节选原文
—————
利用gpssh,在standby master上也创建数据目录

# source /usr/local/greenplum-db/greenplum_path.sh
# gpssh -h smdw -e 'mkdir /data/master'
# gpssh -h smdw -e 'chown gpadmin /data/master'

在所有的segment节点上创建数据目录

先创建一个文件 hostfile_gpssh_segonly,包含所有segment节点的主机名

sdw1
创建目录

# source /usr/local/greenplum-db/greenplum_path.sh
# gpssh -f hostfile_gpssh_segonly -e 'mkdir /data/primary'
# gpssh -f hostfile_gpssh_segonly -e 'mkdir /data/mirror'
# gpssh -f hostfile_gpssh_segonly -e 'chown gpadmin /data/primary'
# gpssh -f hostfile_gpssh_segonly -e 'chown gpadmin /data/mirror'

配置NTP

我这里没有配置NTP,生产环境建议配置。

验证OS设置

先建立一个hostfile_gpcheck文件

mdw
smdw
sdw1

验证

$ source /usr/local/greenplum-db/greenplum_path.sh
$ gpcheck -f hostfile_gpcheck -m mdw -s smdw
20150402:17:56:10:009650 gpcheck:mdw:gpadmin-[INFO]:-dedupe hostnames
20150402:17:56:10:009650 gpcheck:mdw:gpadmin-[INFO]:-Detected platform: Generic Linux Cluster
20150402:17:56:10:009650 gpcheck:mdw:gpadmin-[INFO]:-generate data on servers
20150402:17:56:11:009650 gpcheck:mdw:gpadmin-[INFO]:-copy data files from servers
20150402:17:56:12:009650 gpcheck:mdw:gpadmin-[INFO]:-delete remote tmp files
20150402:17:56:12:009650 gpcheck:mdw:gpadmin-[INFO]:-Using gpcheck config file: /usr/local/greenplum-db/./etc/gpcheck.cnf
20150402:17:56:12:009650 gpcheck:mdw:gpadmin-[ERROR]:-GPCHECK_ERROR host(None): utility will not check all settings when run as non-root user
20150402:17:56:12:009650 gpcheck:mdw:gpadmin-[ERROR]:-GPCHECK_ERROR host(smdw): on device (xvdd) IO scheduler 'cfq' does not match expected value 'deadline'
20150402:17:56:12:009650 gpcheck:mdw:gpadmin-[ERROR]:-GPCHECK_ERROR host(smdw): on device (xvda) IO scheduler 'cfq' does not match expected value 'deadline'
20150402:17:56:12:009650 gpcheck:mdw:gpadmin-[ERROR]:-GPCHECK_ERROR host(smdw): ntpd not detected on machine
20150402:17:56:12:009650 gpcheck:mdw:gpadmin-[ERROR]:-GPCHECK_ERROR host(sdw1): on device (xvda) IO scheduler 'cfq' does not match expected value 'deadline'
20150402:17:56:12:009650 gpcheck:mdw:gpadmin-[ERROR]:-GPCHECK_ERROR host(sdw1): ntpd not detected on machine
20150402:17:56:12:009650 gpcheck:mdw:gpadmin-[ERROR]:-GPCHECK_ERROR host(mdw): on device (xvda) IO scheduler 'cfq' does not match expected value 'deadline'
20150402:17:56:12:009650 gpcheck:mdw:gpadmin-[ERROR]:-GPCHECK_ERROR host(mdw): ntpd not detected on machine
20150402:17:56:12:009650 gpcheck:mdw:gpadmin-[INFO]:-gpcheck completing...
—————
附带条目
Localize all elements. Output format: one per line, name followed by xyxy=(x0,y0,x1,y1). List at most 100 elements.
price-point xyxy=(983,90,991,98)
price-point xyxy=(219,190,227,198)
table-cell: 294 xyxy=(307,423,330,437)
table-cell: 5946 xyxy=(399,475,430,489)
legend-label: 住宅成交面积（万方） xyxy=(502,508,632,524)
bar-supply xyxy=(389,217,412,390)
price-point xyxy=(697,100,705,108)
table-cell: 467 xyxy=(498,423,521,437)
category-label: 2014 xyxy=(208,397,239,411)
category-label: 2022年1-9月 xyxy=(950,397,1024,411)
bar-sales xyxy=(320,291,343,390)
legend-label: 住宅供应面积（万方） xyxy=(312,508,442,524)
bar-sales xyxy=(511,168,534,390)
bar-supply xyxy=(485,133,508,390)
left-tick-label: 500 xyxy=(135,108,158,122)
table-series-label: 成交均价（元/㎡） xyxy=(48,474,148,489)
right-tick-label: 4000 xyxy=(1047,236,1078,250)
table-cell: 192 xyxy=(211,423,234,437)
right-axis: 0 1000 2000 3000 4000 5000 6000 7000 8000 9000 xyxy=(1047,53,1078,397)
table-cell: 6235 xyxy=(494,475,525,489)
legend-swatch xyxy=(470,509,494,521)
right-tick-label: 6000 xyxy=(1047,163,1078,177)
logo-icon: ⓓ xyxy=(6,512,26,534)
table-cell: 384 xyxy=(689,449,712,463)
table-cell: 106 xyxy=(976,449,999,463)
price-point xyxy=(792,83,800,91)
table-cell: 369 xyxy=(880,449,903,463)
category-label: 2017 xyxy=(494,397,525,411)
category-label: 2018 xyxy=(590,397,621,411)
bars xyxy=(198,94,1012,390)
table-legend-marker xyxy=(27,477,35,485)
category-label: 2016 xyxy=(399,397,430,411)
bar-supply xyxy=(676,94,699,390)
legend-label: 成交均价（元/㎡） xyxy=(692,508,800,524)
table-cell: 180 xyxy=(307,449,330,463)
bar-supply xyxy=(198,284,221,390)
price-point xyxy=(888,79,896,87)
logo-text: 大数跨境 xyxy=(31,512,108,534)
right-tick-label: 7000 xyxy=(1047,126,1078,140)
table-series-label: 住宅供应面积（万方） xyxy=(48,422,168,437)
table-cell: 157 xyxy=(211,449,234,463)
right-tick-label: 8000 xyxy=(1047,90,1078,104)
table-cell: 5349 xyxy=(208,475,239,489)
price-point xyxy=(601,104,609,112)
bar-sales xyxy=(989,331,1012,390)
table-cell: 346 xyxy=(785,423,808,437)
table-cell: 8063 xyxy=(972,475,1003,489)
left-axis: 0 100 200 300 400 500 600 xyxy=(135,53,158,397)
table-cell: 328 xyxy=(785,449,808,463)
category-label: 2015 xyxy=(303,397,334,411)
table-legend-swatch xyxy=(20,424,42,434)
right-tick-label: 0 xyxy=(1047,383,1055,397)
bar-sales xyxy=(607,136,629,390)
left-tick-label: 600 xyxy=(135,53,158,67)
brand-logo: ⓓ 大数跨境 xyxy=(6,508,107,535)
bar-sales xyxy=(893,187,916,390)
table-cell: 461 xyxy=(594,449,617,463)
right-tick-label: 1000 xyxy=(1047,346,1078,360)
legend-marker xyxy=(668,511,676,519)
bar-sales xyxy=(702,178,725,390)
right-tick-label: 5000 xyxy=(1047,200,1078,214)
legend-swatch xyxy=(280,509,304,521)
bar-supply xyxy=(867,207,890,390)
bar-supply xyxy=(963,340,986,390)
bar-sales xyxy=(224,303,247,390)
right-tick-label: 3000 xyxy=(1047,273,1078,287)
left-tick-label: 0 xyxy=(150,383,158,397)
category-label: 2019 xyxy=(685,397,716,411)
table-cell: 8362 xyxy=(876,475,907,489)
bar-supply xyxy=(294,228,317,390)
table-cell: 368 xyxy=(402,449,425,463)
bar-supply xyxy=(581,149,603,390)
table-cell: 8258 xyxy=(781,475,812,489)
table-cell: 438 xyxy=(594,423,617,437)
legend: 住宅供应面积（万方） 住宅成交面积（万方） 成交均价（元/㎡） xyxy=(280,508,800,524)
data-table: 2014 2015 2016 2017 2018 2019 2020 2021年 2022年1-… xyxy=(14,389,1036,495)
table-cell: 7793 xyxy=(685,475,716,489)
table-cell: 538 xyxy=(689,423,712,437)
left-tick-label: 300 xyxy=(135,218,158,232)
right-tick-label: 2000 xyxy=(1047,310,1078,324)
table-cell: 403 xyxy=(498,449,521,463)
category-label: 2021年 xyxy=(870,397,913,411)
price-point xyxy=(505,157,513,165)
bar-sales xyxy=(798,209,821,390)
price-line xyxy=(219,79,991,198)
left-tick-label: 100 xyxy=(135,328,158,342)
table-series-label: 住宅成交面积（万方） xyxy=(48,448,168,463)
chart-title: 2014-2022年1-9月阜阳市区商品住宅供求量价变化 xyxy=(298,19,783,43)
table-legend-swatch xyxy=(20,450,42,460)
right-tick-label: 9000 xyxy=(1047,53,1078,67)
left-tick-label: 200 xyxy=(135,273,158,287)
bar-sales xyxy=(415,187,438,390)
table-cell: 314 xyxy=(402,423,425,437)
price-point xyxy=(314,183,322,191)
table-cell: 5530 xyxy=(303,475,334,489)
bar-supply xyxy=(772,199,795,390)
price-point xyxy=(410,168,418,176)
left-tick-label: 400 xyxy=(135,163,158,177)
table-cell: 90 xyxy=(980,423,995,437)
—————
练习要求
节选原文对生产环境中是否配置NTP给出了什么建议? 完成本题无需参考上述条目。

参考答案
建议在生产环境中配置NTP。